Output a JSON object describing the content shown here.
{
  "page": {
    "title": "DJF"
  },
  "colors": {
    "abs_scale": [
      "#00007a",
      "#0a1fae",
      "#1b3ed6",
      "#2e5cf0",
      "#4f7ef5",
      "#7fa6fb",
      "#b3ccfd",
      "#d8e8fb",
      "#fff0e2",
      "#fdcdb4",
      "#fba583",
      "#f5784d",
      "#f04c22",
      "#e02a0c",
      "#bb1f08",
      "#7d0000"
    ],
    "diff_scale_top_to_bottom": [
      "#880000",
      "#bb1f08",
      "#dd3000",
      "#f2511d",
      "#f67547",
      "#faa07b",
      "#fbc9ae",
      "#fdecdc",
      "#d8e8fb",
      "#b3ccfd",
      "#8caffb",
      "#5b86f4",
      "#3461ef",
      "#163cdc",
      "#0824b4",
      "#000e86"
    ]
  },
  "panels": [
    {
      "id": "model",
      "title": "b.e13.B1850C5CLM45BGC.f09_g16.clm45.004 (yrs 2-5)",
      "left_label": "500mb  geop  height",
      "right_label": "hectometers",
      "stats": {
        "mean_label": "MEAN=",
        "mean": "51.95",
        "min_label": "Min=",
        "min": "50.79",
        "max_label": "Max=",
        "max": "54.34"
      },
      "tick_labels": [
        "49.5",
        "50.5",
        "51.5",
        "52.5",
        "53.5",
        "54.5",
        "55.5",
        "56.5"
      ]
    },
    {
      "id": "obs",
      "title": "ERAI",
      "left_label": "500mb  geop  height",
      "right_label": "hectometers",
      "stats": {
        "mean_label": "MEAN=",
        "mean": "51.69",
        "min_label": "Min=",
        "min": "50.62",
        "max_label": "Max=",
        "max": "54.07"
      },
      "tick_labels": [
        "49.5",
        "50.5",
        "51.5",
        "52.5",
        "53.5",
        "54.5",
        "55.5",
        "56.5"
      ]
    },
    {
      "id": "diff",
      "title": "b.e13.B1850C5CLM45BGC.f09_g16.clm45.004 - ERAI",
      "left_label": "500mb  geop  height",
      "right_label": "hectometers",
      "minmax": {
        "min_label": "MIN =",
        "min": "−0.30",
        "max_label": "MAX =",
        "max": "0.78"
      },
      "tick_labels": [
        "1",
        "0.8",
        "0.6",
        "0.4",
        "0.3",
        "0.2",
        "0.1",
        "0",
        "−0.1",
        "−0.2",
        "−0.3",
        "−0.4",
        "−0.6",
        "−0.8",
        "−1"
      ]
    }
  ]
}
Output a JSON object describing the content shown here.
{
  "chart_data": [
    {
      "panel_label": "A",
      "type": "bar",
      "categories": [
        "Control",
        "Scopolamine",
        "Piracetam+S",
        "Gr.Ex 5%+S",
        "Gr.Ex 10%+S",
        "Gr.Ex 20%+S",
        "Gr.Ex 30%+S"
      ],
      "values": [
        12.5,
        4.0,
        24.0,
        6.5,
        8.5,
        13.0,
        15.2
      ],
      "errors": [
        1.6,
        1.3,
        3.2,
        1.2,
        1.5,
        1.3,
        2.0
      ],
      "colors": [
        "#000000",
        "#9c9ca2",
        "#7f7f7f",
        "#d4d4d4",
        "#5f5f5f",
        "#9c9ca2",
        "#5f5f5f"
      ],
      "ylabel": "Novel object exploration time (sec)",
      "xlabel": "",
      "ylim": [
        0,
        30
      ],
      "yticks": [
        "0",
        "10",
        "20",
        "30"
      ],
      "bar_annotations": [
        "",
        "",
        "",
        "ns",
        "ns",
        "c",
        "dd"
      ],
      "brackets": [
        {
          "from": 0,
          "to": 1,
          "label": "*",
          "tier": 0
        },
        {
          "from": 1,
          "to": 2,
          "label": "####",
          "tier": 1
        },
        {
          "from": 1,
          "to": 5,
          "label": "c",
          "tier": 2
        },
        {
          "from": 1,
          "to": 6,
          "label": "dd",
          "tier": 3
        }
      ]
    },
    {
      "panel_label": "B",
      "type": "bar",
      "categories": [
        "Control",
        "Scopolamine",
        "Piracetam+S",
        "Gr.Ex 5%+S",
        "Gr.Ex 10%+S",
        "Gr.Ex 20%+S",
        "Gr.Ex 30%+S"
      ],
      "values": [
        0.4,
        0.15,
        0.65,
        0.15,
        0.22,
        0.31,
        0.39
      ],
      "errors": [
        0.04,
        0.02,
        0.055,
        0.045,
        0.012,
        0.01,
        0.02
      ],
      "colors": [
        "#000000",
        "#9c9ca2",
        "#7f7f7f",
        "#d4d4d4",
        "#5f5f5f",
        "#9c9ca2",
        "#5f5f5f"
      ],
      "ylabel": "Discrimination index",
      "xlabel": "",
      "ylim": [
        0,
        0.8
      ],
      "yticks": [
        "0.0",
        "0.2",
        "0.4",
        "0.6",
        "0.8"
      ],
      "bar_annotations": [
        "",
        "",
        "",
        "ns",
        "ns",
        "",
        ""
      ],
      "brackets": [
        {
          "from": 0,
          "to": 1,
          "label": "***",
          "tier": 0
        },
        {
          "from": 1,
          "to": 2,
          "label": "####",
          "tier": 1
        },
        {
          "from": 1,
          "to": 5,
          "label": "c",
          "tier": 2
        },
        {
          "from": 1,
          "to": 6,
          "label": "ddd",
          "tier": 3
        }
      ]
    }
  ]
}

▬▬▬▬▬▬

** Exercise directions **
Every record above should be copied exactly.

** Complete response **
Output a JSON object describing the content shown here.
{
  "page": {
    "title": "DJF"
  },
  "colors": {
    "abs_scale": [
      "#00007a",
      "#0a1fae",
      "#1b3ed6",
      "#2e5cf0",
      "#4f7ef5",
      "#7fa6fb",
      "#b3ccfd",
      "#d8e8fb",
      "#fff0e2",
      "#fdcdb4",
      "#fba583",
      "#f5784d",
      "#f04c22",
      "#e02a0c",
      "#bb1f08",
      "#7d0000"
    ],
    "diff_scale_top_to_bottom": [
      "#880000",
      "#bb1f08",
      "#dd3000",
      "#f2511d",
      "#f67547",
      "#faa07b",
      "#fbc9ae",
      "#fdecdc",
      "#d8e8fb",
      "#b3ccfd",
      "#8caffb",
      "#5b86f4",
      "#3461ef",
      "#163cdc",
      "#0824b4",
      "#000e86"
    ]
  },
  "panels": [
    {
      "id": "model",
      "title": "b.e13.B1850C5CLM45BGC.f09_g16.clm45.004 (yrs 2-5)",
      "left_label": "500mb  geop  height",
      "right_label": "hectometers",
      "stats": {
        "mean_label": "MEAN=",
        "mean": "51.95",
        "min_label": "Min=",
        "min": "50.79",
        "max_label": "Max=",
        "max": "54.34"
      },
      "tick_labels": [
        "49.5",
        "50.5",
        "51.5",
        "52.5",
        "53.5",
        "54.5",
        "55.5",
        "56.5"
      ]
    },
    {
      "id": "obs",
      "title": "ERAI",
      "left_label": "500mb  geop  height",
      "right_label": "hectometers",
      "stats": {
        "mean_label": "MEAN=",
        "mean": "51.69",
        "min_label": "Min=",
        "min": "50.62",
        "max_label": "Max=",
        "max": "54.07"
      },
      "tick_labels": [
        "49.5",
        "50.5",
        "51.5",
        "52.5",
        "53.5",
        "54.5",
        "55.5",
        "56.5"
      ]
    },
    {
      "id": "diff",
      "title": "b.e13.B1850C5CLM45BGC.f09_g16.clm45.004 - ERAI",
      "left_label": "500mb  geop  height",
      "right_label": "hectometers",
      "minmax": {
        "min_label": "MIN =",
        "min": "−0.30",
        "max_label": "MAX =",
        "max": "0.78"
      },
      "tick_labels": [
        "1",
        "0.8",
        "0.6",
        "0.4",
        "0.3",
        "0.2",
        "0.1",
        "0",
        "−0.1",
        "−0.2",
        "−0.3",
        "−0.4",
        "−0.6",
        "−0.8",
        "−1"
      ]
    }
  ]
}
Output a JSON object describing the content shown here.
{
  "chart_data": [
    {
      "panel_label": "A",
      "type": "bar",
      "categories": [
        "Control",
        "Scopolamine",
        "Piracetam+S",
        "Gr.Ex 5%+S",
        "Gr.Ex 10%+S",
        "Gr.Ex 20%+S",
        "Gr.Ex 30%+S"
      ],
      "values": [
        12.5,
        4.0,
        24.0,
        6.5,
        8.5,
        13.0,
        15.2
      ],
      "errors": [
        1.6,
        1.3,
        3.2,
        1.2,
        1.5,
        1.3,
        2.0
      ],
      "colors": [
        "#000000",
        "#9c9ca2",
        "#7f7f7f",
        "#d4d4d4",
        "#5f5f5f",
        "#9c9ca2",
        "#5f5f5f"
      ],
      "ylabel": "Novel object exploration time (sec)",
      "xlabel": "",
      "ylim": [
        0,
        30
      ],
      "yticks": [
        "0",
        "10",
        "20",
        "30"
      ],
      "bar_annotations": [
        "",
        "",
        "",
        "ns",
        "ns",
        "c",
        "dd"
      ],
      "brackets": [
        {
          "from": 0,
          "to": 1,
          "label": "*",
          "tier": 0
        },
        {
          "from": 1,
          "to": 2,
          "label": "####",
          "tier": 1
        },
        {
          "from": 1,
          "to": 5,
          "label": "c",
          "tier": 2
        },
        {
          "from": 1,
          "to": 6,
          "label": "dd",
          "tier": 3
        }
      ]
    },
    {
      "panel_label": "B",
      "type": "bar",
      "categories": [
        "Control",
        "Scopolamine",
        "Piracetam+S",
        "Gr.Ex 5%+S",
        "Gr.Ex 10%+S",
        "Gr.Ex 20%+S",
        "Gr.Ex 30%+S"
      ],
      "values": [
        0.4,
        0.15,
        0.65,
        0.15,
        0.22,
        0.31,
        0.39
      ],
      "errors": [
        0.04,
        0.02,
        0.055,
        0.045,
        0.012,
        0.01,
        0.02
      ],
      "colors": [
        "#000000",
        "#9c9ca2",
        "#7f7f7f",
        "#d4d4d4",
        "#5f5f5f",
        "#9c9ca2",
        "#5f5f5f"
      ],
      "ylabel": "Discrimination index",
      "xlabel": "",
      "ylim": [
        0,
        0.8
      ],
      "yticks": [
        "0.0",
        "0.2",
        "0.4",
        "0.6",
        "0.8"
      ],
      "bar_annotations": [
        "",
        "",
        "",
        "ns",
        "ns",
        "",
        ""
      ],
      "brackets": [
        {
          "from": 0,
          "to": 1,
          "label": "***",
          "tier": 0
        },
        {
          "from": 1,
          "to": 2,
          "label": "####",
          "tier": 1
        },
        {
          "from": 1,
          "to": 5,
          "label": "c",
          "tier": 2
        },
        {
          "from": 1,
          "to": 6,
          "label": "ddd",
          "tier": 3
        }
      ]
    }
  ]
}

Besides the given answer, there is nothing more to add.